Exercise task: Set down, exactly as written, the lines from the line holding "Give me a plain-text" to the end of the data, inclusive, skipping any pictures.

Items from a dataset
○ ○ ○ ○ ○
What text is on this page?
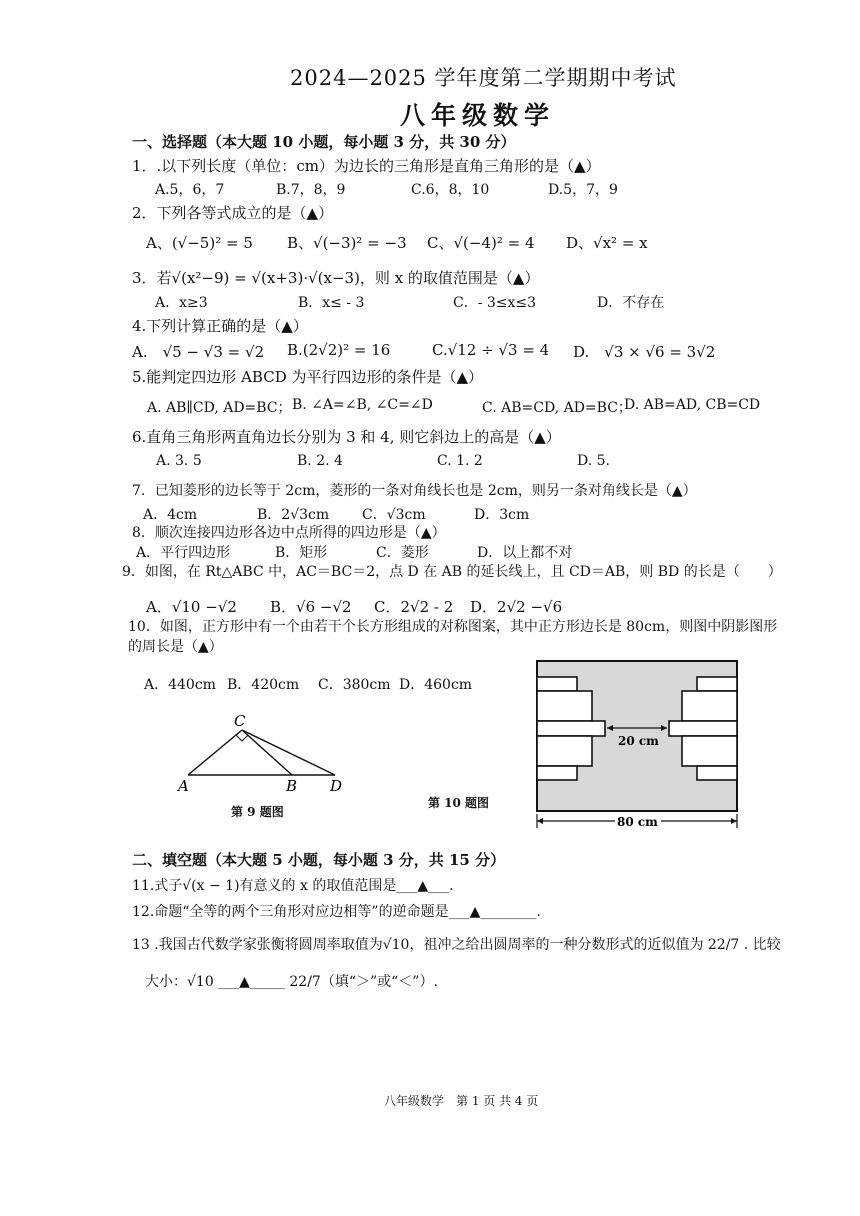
2024—2025 学年度第二学期期中考试
八年级数学
一、选择题（本大题 10 小题，每小题 3 分，共 30 分）
1．.以下列长度（单位：cm）为边长的三角形是直角三角形的是（▲）
A.5，6，7	B.7，8，9	C.6，8，10	D.5，7，9
2．下列各等式成立的是（▲）
A、(√−5)² = 5 B、√(−3)² = −3 C、√(−4)² = 4 D、√x² = x
3．若√(x²−9) = √(x+3)·√(x−3)，则 x 的取值范围是（▲）
A．x≥3	B．x≤ - 3	C．- 3≤x≤3	D．不存在
4.下列计算正确的是（▲）
A.　√5 − √3 = √2 B.(2√2)² = 16	C.√12 ÷ √3 = 4 D.　√3 × √6 = 3√2
5.能判定四边形 ABCD 为平行四边形的条件是（▲）
A. AB∥CD, AD=BC； B. ∠A=∠B, ∠C=∠D	C. AB=CD, AD=BC；
D. AB=AD, CB=CD
6.直角三角形两直角边长分别为 3 和 4, 则它斜边上的高是（▲）
A. 3. 5	B. 2. 4	C. 1. 2	D. 5.
7．已知菱形的边长等于 2cm，菱形的一条对角线长也是 2cm，则另一条对角线长是（▲）
A．4cm	B．2√3cm C．√3cm	D．3cm
8．顺次连接四边形各边中点所得的四边形是（▲）
A．平行四边形	B．矩形	C．菱形	D．以上都不对
9．如图，在 Rt△ABC 中，AC＝BC＝2，点 D 在 AB 的延长线上，且 CD＝AB，则 BD 的长是（　　）
A．√10 −√2 B．√6 −√2 C．2√2 - 2 D．2√2 −√6
10．如图，正方形中有一个由若干个长方形组成的对称图案，其中正方形边长是 80cm，则图中阴影图形
的周长是（▲）
A．440cm B．420cm C．380cm D．460cm
C
A	B D
第 9 题图
第 10 题图
20 cm
80 cm
二、填空题（本大题 5 小题，每小题 3 分，共 15 分）
11.式子√(x − 1)有意义的 x 的取值范围是___▲___.
12.命题“全等的两个三角形对应边相等”的逆命题是___▲________.
13 .我国古代数学家张衡将圆周率取值为√10，祖冲之给出圆周率的一种分数形式的近似值为 22/7 . 比较
大小：√10 ___▲_____ 22/7（填“＞”或“＜”）.
八年级数学　第 1 页 共 4 页
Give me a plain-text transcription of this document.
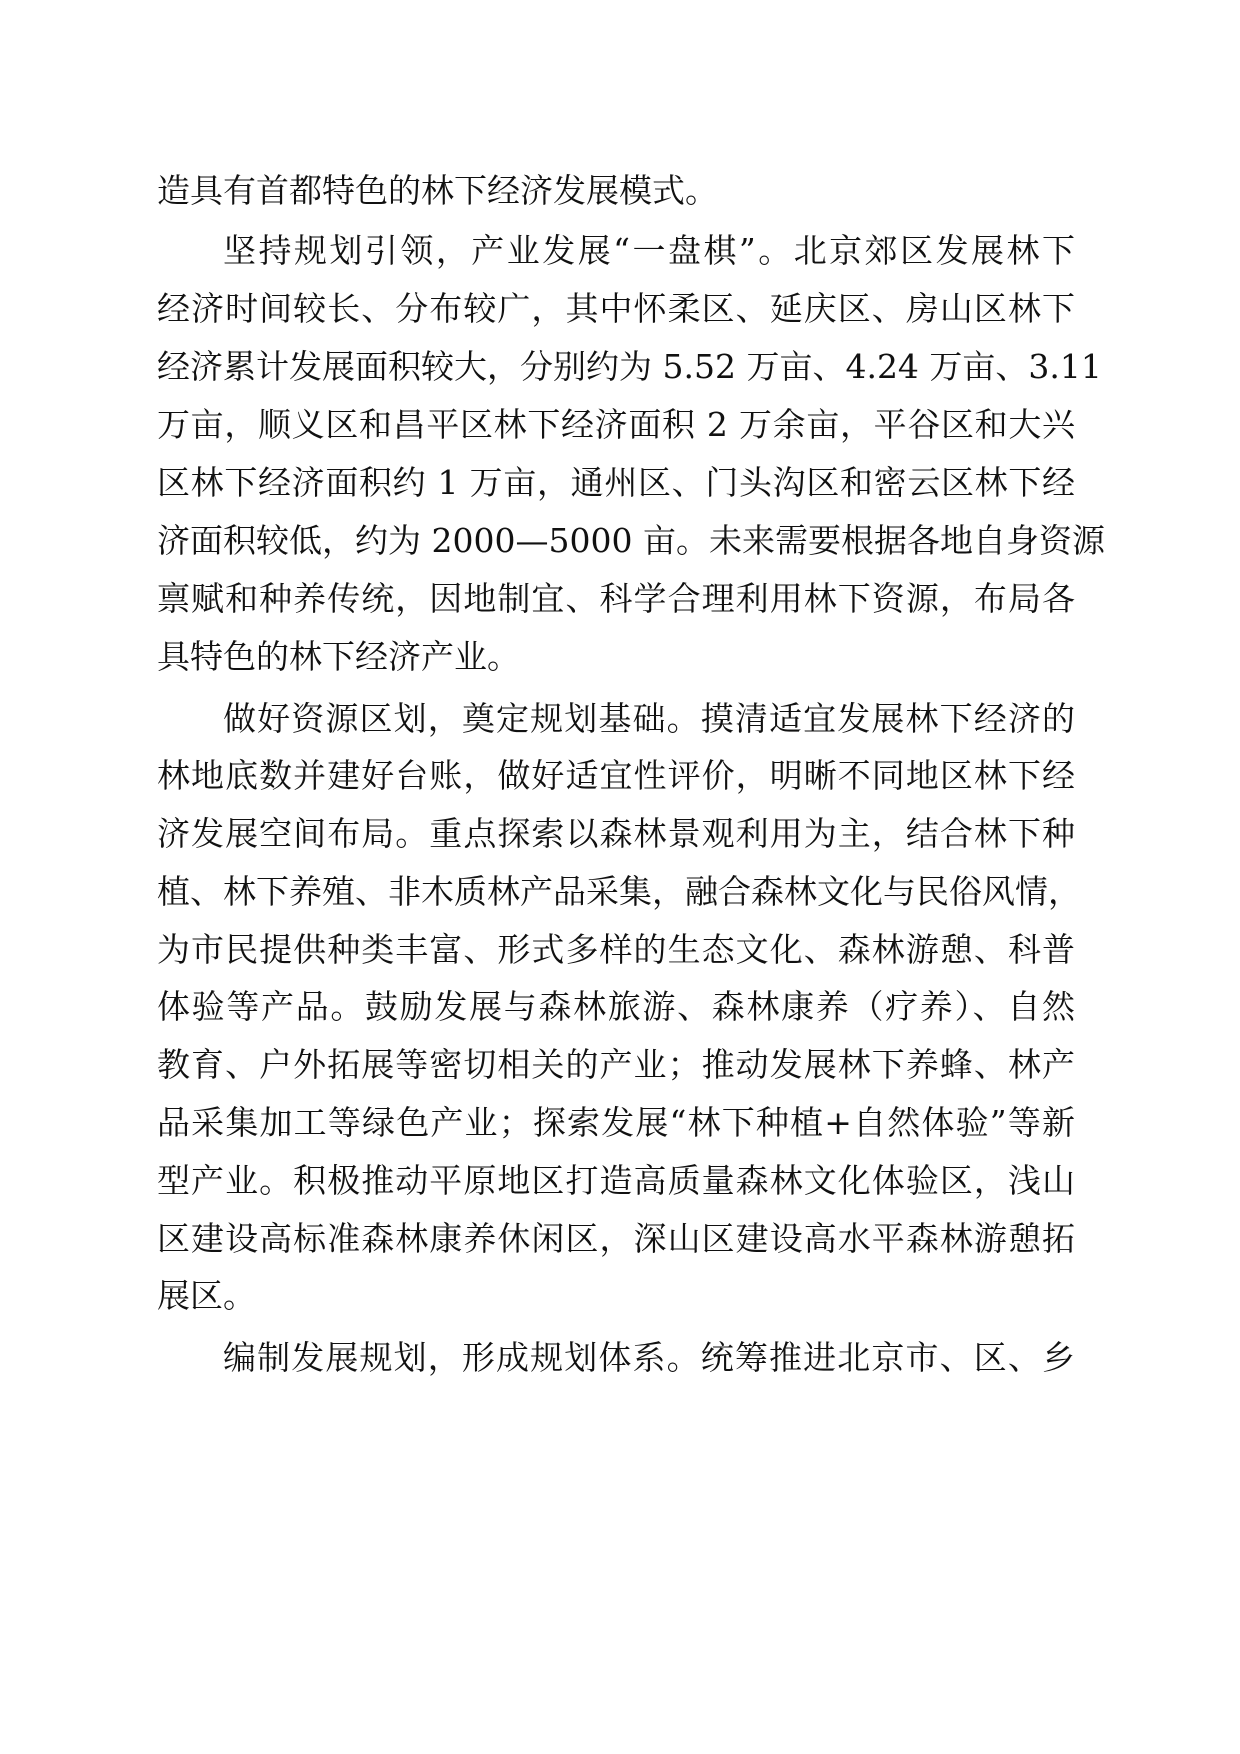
造具有首都特色的林下经济发展模式。
坚持规划引领，产业发展“一盘棋”。北京郊区发展林下
经济时间较长、分布较广，其中怀柔区、延庆区、房山区林下
经济累计发展面积较大，分别约为 5.52 万亩、4.24 万亩、3.11
万亩，顺义区和昌平区林下经济面积 2 万余亩，平谷区和大兴
区林下经济面积约 1 万亩，通州区、门头沟区和密云区林下经
济面积较低，约为 2000—5000 亩。未来需要根据各地自身资源
禀赋和种养传统，因地制宜、科学合理利用林下资源，布局各
具特色的林下经济产业。
做好资源区划，奠定规划基础。摸清适宜发展林下经济的
林地底数并建好台账，做好适宜性评价，明晰不同地区林下经
济发展空间布局。重点探索以森林景观利用为主，结合林下种
植、林下养殖、非木质林产品采集，融合森林文化与民俗风情，
为市民提供种类丰富、形式多样的生态文化、森林游憩、科普
体验等产品。鼓励发展与森林旅游、森林康养（疗养）、自然
教育、户外拓展等密切相关的产业；推动发展林下养蜂、林产
品采集加工等绿色产业；探索发展“林下种植+自然体验”等新
型产业。积极推动平原地区打造高质量森林文化体验区，浅山
区建设高标准森林康养休闲区，深山区建设高水平森林游憩拓
展区。
编制发展规划，形成规划体系。统筹推进北京市、区、乡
○ ○ ○ ○ ○
The result:
Give me a plain-text transcription of this document.
造具有首都特色的林下经济发展模式。
坚持规划引领，产业发展“一盘棋”。北京郊区发展林下
经济时间较长、分布较广，其中怀柔区、延庆区、房山区林下
经济累计发展面积较大，分别约为 5.52 万亩、4.24 万亩、3.11
万亩，顺义区和昌平区林下经济面积 2 万余亩，平谷区和大兴
区林下经济面积约 1 万亩，通州区、门头沟区和密云区林下经
济面积较低，约为 2000—5000 亩。未来需要根据各地自身资源
禀赋和种养传统，因地制宜、科学合理利用林下资源，布局各
具特色的林下经济产业。
做好资源区划，奠定规划基础。摸清适宜发展林下经济的
林地底数并建好台账，做好适宜性评价，明晰不同地区林下经
济发展空间布局。重点探索以森林景观利用为主，结合林下种
植、林下养殖、非木质林产品采集，融合森林文化与民俗风情，
为市民提供种类丰富、形式多样的生态文化、森林游憩、科普
体验等产品。鼓励发展与森林旅游、森林康养（疗养）、自然
教育、户外拓展等密切相关的产业；推动发展林下养蜂、林产
品采集加工等绿色产业；探索发展“林下种植+自然体验”等新
型产业。积极推动平原地区打造高质量森林文化体验区，浅山
区建设高标准森林康养休闲区，深山区建设高水平森林游憩拓
展区。
编制发展规划，形成规划体系。统筹推进北京市、区、乡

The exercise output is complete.